◆ **Given request**
Return the material word for word. Do not include the pictures.

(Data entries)
* * * * * * * * *
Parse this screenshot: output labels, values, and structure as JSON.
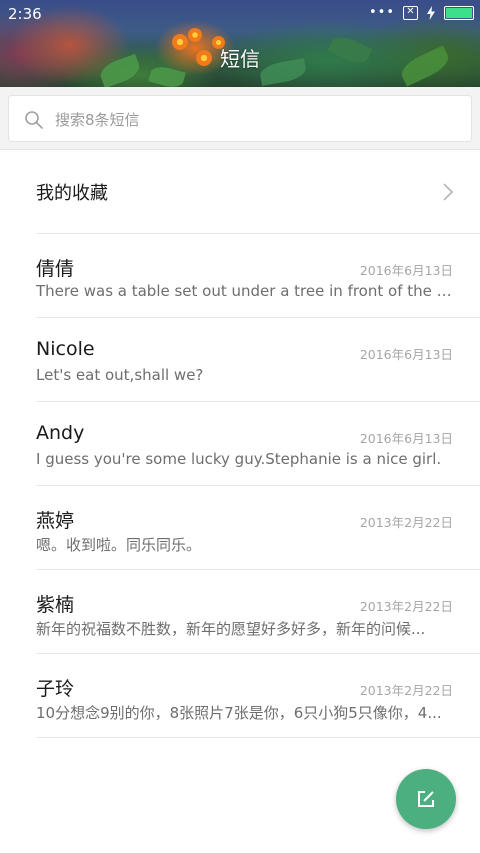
{
  "status_bar": {
    "time": "2:36",
    "battery_color": "#3ce08a"
  },
  "header": {
    "title": "短信"
  },
  "search": {
    "placeholder": "搜索8条短信"
  },
  "favorites": {
    "label": "我的收藏"
  },
  "conversations": [
    {
      "name": "倩倩",
      "date": "2016年6月13日",
      "preview": "There was a table set out under a tree in front of the ho..."
    },
    {
      "name": "Nicole",
      "date": "2016年6月13日",
      "preview": "Let's eat out,shall we?"
    },
    {
      "name": "Andy",
      "date": "2016年6月13日",
      "preview": "I guess you're some lucky guy.Stephanie is a nice girl."
    },
    {
      "name": "燕婷",
      "date": "2013年2月22日",
      "preview": "嗯。收到啦。同乐同乐。"
    },
    {
      "name": "紫楠",
      "date": "2013年2月22日",
      "preview": "新年的祝福数不胜数，新年的愿望好多好多，新年的问候..."
    },
    {
      "name": "子玲",
      "date": "2013年2月22日",
      "preview": "10分想念9别的你，8张照片7张是你，6只小狗5只像你，4..."
    }
  ],
  "fab": {
    "icon": "compose-icon",
    "color": "#4caf7f"
  }
}
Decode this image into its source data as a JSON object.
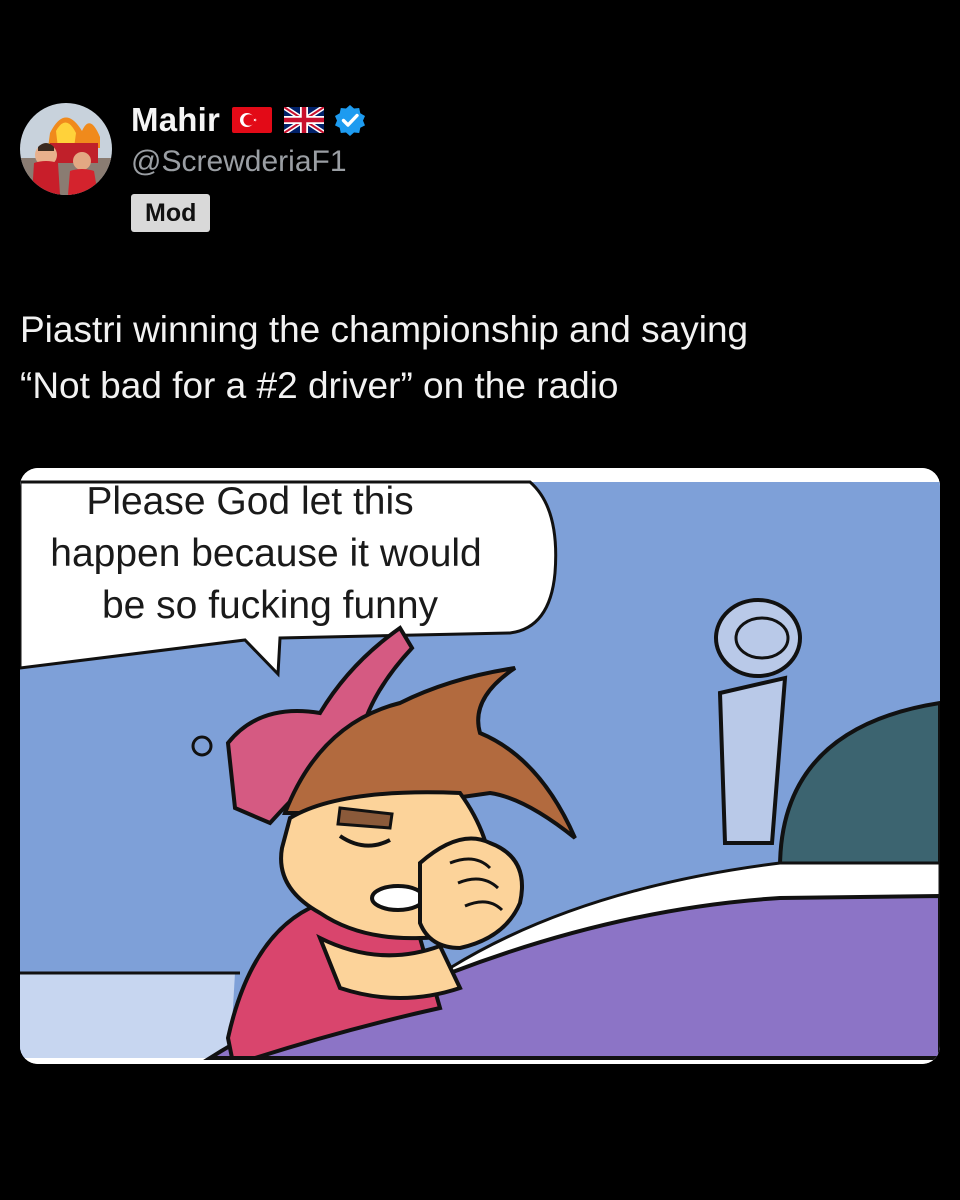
{
  "author": {
    "display_name": "Mahir",
    "handle": "@ScrewderiaF1",
    "badge": "Mod",
    "flags": [
      "turkey-flag-icon",
      "uk-flag-icon"
    ],
    "verified_icon": "verified-badge-icon",
    "verified_color": "#1d9bf0"
  },
  "tweet": {
    "text": "Piastri winning the championship and saying\n“Not bad for a #2 driver” on the radio"
  },
  "media": {
    "speech_lines": [
      "Please God let this",
      "happen because it would",
      "be so fucking funny"
    ]
  },
  "colors": {
    "background": "#000000",
    "handle": "#9a9ea3",
    "badge_bg": "#d9d9d9"
  }
}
* * * * * * * * *
◆ **Response to this exercise**
Parse this screenshot: output labels, values, and structure as JSON.
{
  "status_bar": {
    "time": "2:36",
    "battery_color": "#3ce08a"
  },
  "header": {
    "title": "短信"
  },
  "search": {
    "placeholder": "搜索8条短信"
  },
  "favorites": {
    "label": "我的收藏"
  },
  "conversations": [
    {
      "name": "倩倩",
      "date": "2016年6月13日",
      "preview": "There was a table set out under a tree in front of the ho..."
    },
    {
      "name": "Nicole",
      "date": "2016年6月13日",
      "preview": "Let's eat out,shall we?"
    },
    {
      "name": "Andy",
      "date": "2016年6月13日",
      "preview": "I guess you're some lucky guy.Stephanie is a nice girl."
    },
    {
      "name": "燕婷",
      "date": "2013年2月22日",
      "preview": "嗯。收到啦。同乐同乐。"
    },
    {
      "name": "紫楠",
      "date": "2013年2月22日",
      "preview": "新年的祝福数不胜数，新年的愿望好多好多，新年的问候..."
    },
    {
      "name": "子玲",
      "date": "2013年2月22日",
      "preview": "10分想念9别的你，8张照片7张是你，6只小狗5只像你，4..."
    }
  ],
  "fab": {
    "icon": "compose-icon",
    "color": "#4caf7f"
  }
}
Decode this image into its source data as a JSON object.
{
  "author": {
    "display_name": "Mahir",
    "handle": "@ScrewderiaF1",
    "badge": "Mod",
    "flags": [
      "turkey-flag-icon",
      "uk-flag-icon"
    ],
    "verified_icon": "verified-badge-icon",
    "verified_color": "#1d9bf0"
  },
  "tweet": {
    "text": "Piastri winning the championship and saying\n“Not bad for a #2 driver” on the radio"
  },
  "media": {
    "speech_lines": [
      "Please God let this",
      "happen because it would",
      "be so fucking funny"
    ]
  },
  "colors": {
    "background": "#000000",
    "handle": "#9a9ea3",
    "badge_bg": "#d9d9d9"
  }
}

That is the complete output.